-- START Data records --

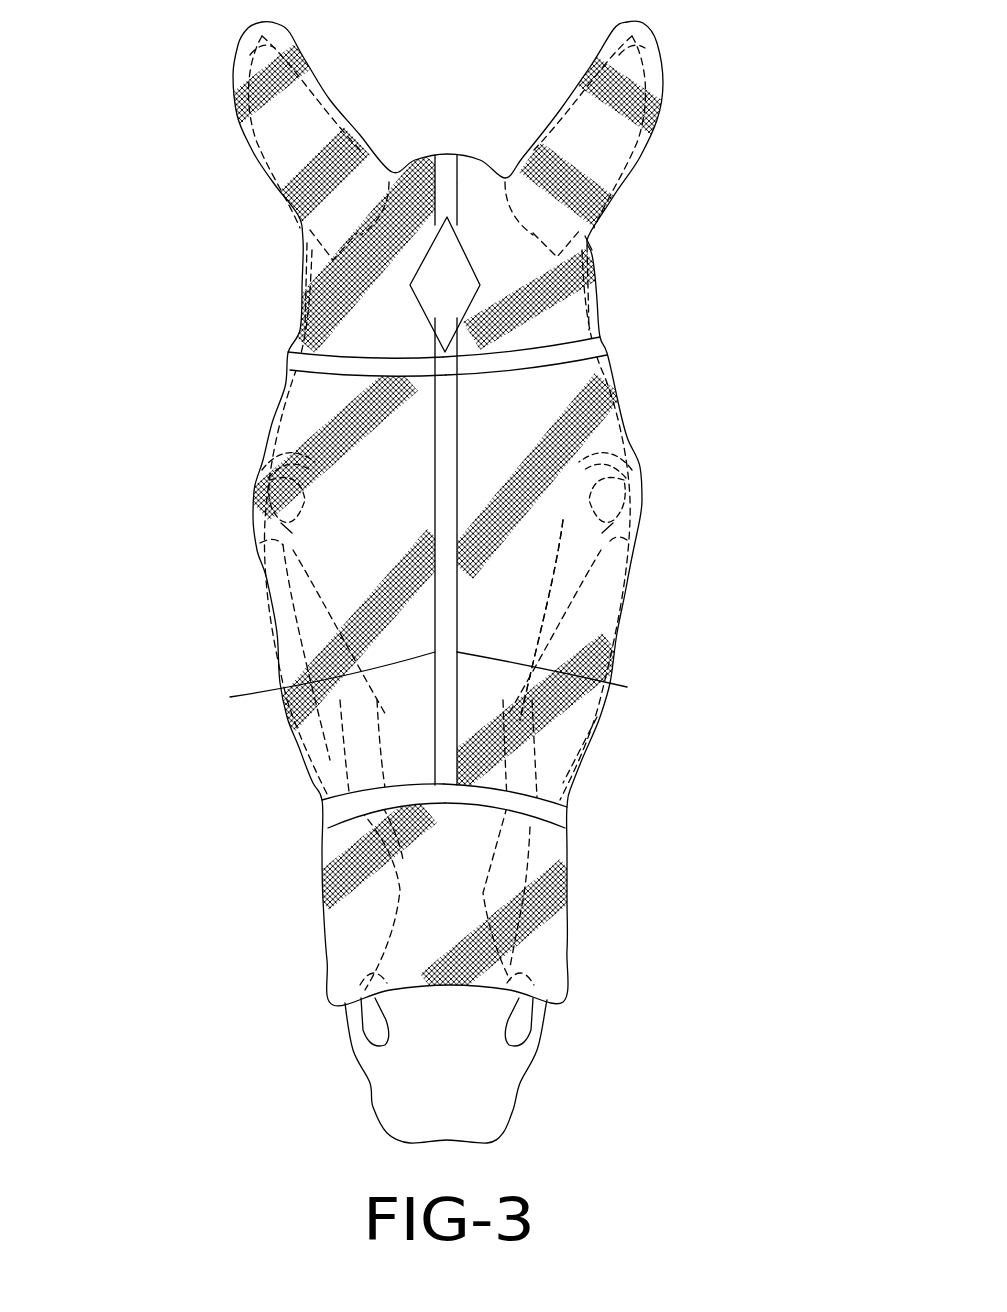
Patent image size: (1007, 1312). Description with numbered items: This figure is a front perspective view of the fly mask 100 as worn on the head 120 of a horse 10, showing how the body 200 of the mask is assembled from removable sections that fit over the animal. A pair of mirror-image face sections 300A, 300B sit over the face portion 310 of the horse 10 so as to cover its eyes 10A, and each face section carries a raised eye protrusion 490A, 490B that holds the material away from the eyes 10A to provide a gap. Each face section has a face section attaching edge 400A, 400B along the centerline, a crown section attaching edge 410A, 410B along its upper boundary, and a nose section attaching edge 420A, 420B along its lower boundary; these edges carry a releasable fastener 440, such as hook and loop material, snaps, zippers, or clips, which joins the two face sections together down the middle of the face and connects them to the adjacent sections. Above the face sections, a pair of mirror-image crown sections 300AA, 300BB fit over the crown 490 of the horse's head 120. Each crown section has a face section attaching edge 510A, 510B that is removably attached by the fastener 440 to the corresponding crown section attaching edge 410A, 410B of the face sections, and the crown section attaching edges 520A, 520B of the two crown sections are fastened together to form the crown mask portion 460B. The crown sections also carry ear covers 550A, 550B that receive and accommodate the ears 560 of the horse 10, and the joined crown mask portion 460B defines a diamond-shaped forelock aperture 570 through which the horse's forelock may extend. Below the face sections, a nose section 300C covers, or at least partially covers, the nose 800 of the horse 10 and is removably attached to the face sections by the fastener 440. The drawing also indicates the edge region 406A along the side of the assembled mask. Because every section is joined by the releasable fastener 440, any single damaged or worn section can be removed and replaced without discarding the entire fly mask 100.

The horse 10 is at (372, 1113).
The eyes 10A is at (260, 543).
The fly mask 100 is at (300, 635).
The head 120 is at (530, 565).
The body 200 is at (327, 713).
The face section 300A is at (353, 500).
The face section 300B is at (530, 500).
The nose section 300C is at (555, 967).
The crown section 300AA is at (387, 293).
The crown section 300BB is at (500, 290).
The face portion 310 is at (541, 620).
The face section attaching edge 400A is at (280, 692).
The face section attaching edge 400B is at (610, 688).
The side edge 406A is at (600, 740).
The crown section attaching edge 410A is at (327, 367).
The crown section attaching edge 410B is at (580, 362).
The nose section attaching edge 420A is at (350, 797).
The nose section attaching edge 420B is at (537, 820).
The releasable fastener 440 is at (447, 155).
The crown mask portion 460B is at (597, 243).
The crown 490 is at (497, 240).
The eye protrusion 490A is at (250, 493).
The eye protrusion 490B is at (640, 495).
The face section attaching edge 510A is at (300, 327).
The face section attaching edge 510B is at (565, 333).
The crown section attaching edge 520A is at (433, 170).
The crown section attaching edge 520B is at (458, 203).
The ear cover 550A is at (282, 145).
The ear cover 550B is at (613, 143).
The ears 560 is at (250, 63).
The forelock aperture 570 is at (443, 277).
The nose 800 is at (487, 1103).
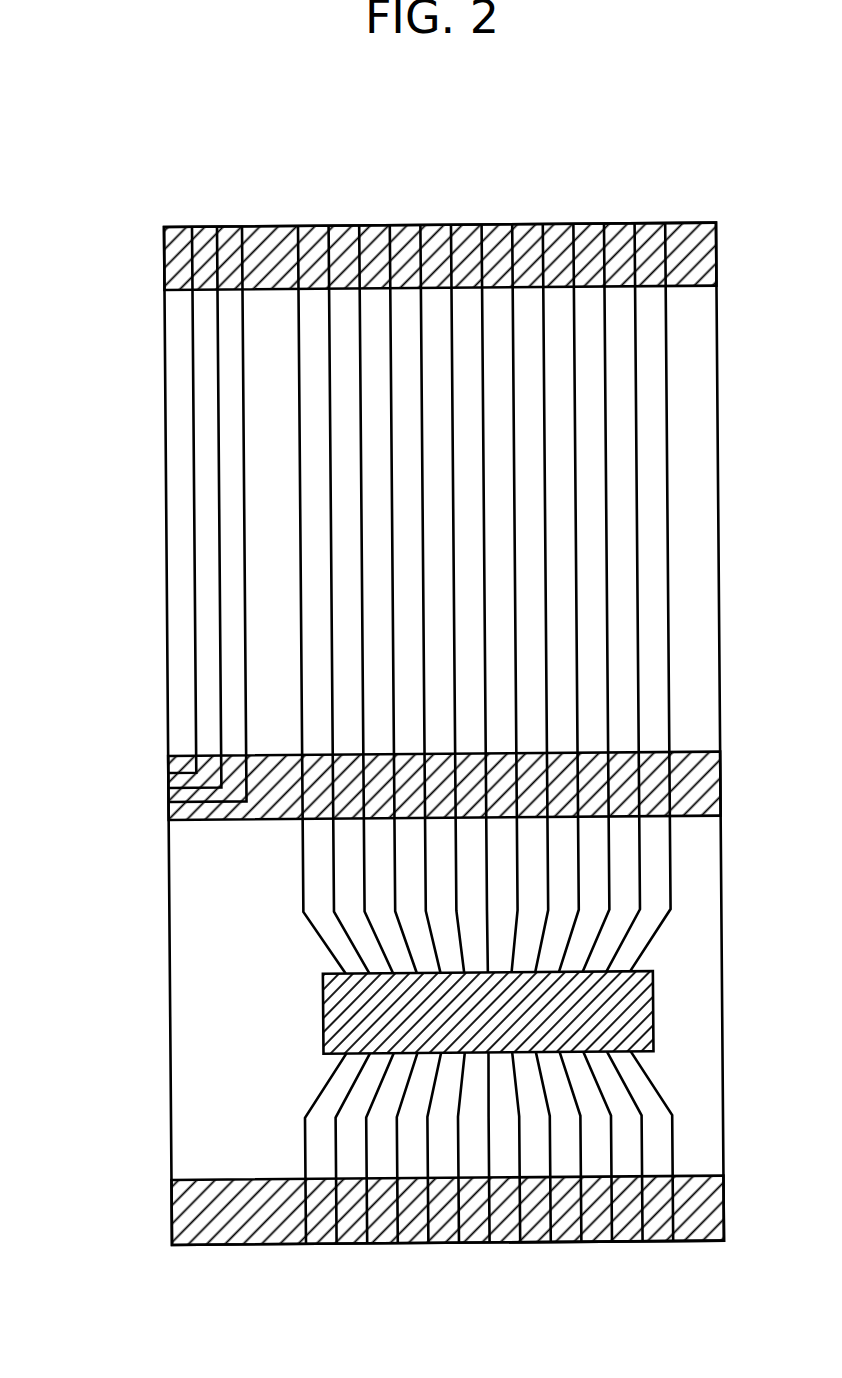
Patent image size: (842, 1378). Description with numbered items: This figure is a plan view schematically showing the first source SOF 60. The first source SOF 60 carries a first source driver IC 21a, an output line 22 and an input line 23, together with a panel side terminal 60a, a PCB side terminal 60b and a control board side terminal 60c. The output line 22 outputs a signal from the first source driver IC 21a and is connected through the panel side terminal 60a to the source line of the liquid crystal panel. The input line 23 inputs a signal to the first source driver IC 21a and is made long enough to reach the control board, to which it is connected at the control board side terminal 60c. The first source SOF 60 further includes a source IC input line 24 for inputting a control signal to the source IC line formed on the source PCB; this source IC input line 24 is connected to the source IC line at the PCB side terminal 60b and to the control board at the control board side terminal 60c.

The first source SOF 60 is at (205, 1082).
The panel side terminal 60a is at (238, 1220).
The PCB side terminal 60b is at (208, 817).
The control board side terminal 60c is at (695, 247).
The first source driver IC 21a is at (333, 1000).
The output line 22 is at (303, 1258).
The input line 23 is at (288, 212).
The source IC input line 24 is at (257, 212).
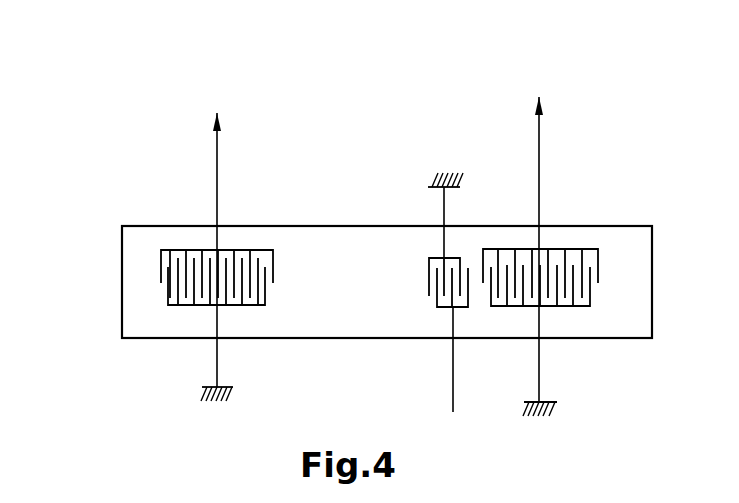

-- END Data records --

Goal » Copy every row above word for word, but leave the pictures out of your answer.

Reply »
Patent image size: (1007, 1312). Description with numbered items: This figure is a front perspective view of the fly mask 100 as worn on the head 120 of a horse 10, showing how the body 200 of the mask is assembled from removable sections that fit over the animal. A pair of mirror-image face sections 300A, 300B sit over the face portion 310 of the horse 10 so as to cover its eyes 10A, and each face section carries a raised eye protrusion 490A, 490B that holds the material away from the eyes 10A to provide a gap. Each face section has a face section attaching edge 400A, 400B along the centerline, a crown section attaching edge 410A, 410B along its upper boundary, and a nose section attaching edge 420A, 420B along its lower boundary; these edges carry a releasable fastener 440, such as hook and loop material, snaps, zippers, or clips, which joins the two face sections together down the middle of the face and connects them to the adjacent sections. Above the face sections, a pair of mirror-image crown sections 300AA, 300BB fit over the crown 490 of the horse's head 120. Each crown section has a face section attaching edge 510A, 510B that is removably attached by the fastener 440 to the corresponding crown section attaching edge 410A, 410B of the face sections, and the crown section attaching edges 520A, 520B of the two crown sections are fastened together to form the crown mask portion 460B. The crown sections also carry ear covers 550A, 550B that receive and accommodate the ears 560 of the horse 10, and the joined crown mask portion 460B defines a diamond-shaped forelock aperture 570 through which the horse's forelock may extend. Below the face sections, a nose section 300C covers, or at least partially covers, the nose 800 of the horse 10 and is removably attached to the face sections by the fastener 440. The drawing also indicates the edge region 406A along the side of the assembled mask. Because every section is joined by the releasable fastener 440, any single damaged or worn section can be removed and replaced without discarding the entire fly mask 100.

The horse 10 is at (372, 1113).
The eyes 10A is at (260, 543).
The fly mask 100 is at (300, 635).
The head 120 is at (530, 565).
The body 200 is at (327, 713).
The face section 300A is at (353, 500).
The face section 300B is at (530, 500).
The nose section 300C is at (555, 967).
The crown section 300AA is at (387, 293).
The crown section 300BB is at (500, 290).
The face portion 310 is at (541, 620).
The face section attaching edge 400A is at (280, 692).
The face section attaching edge 400B is at (610, 688).
The side edge 406A is at (600, 740).
The crown section attaching edge 410A is at (327, 367).
The crown section attaching edge 410B is at (580, 362).
The nose section attaching edge 420A is at (350, 797).
The nose section attaching edge 420B is at (537, 820).
The releasable fastener 440 is at (447, 155).
The crown mask portion 460B is at (597, 243).
The crown 490 is at (497, 240).
The eye protrusion 490A is at (250, 493).
The eye protrusion 490B is at (640, 495).
The face section attaching edge 510A is at (300, 327).
The face section attaching edge 510B is at (565, 333).
The crown section attaching edge 520A is at (433, 170).
The crown section attaching edge 520B is at (458, 203).
The ear cover 550A is at (282, 145).
The ear cover 550B is at (613, 143).
The ears 560 is at (250, 63).
The forelock aperture 570 is at (443, 277).
The nose 800 is at (487, 1103).
Patent image size: (842, 1378). Description with numbered items: This figure is a plan view schematically showing the first source SOF 60. The first source SOF 60 carries a first source driver IC 21a, an output line 22 and an input line 23, together with a panel side terminal 60a, a PCB side terminal 60b and a control board side terminal 60c. The output line 22 outputs a signal from the first source driver IC 21a and is connected through the panel side terminal 60a to the source line of the liquid crystal panel. The input line 23 inputs a signal to the first source driver IC 21a and is made long enough to reach the control board, to which it is connected at the control board side terminal 60c. The first source SOF 60 further includes a source IC input line 24 for inputting a control signal to the source IC line formed on the source PCB; this source IC input line 24 is connected to the source IC line at the PCB side terminal 60b and to the control board at the control board side terminal 60c.

The first source SOF 60 is at (205, 1082).
The panel side terminal 60a is at (238, 1220).
The PCB side terminal 60b is at (208, 817).
The control board side terminal 60c is at (695, 247).
The first source driver IC 21a is at (333, 1000).
The output line 22 is at (303, 1258).
The input line 23 is at (288, 212).
The source IC input line 24 is at (257, 212).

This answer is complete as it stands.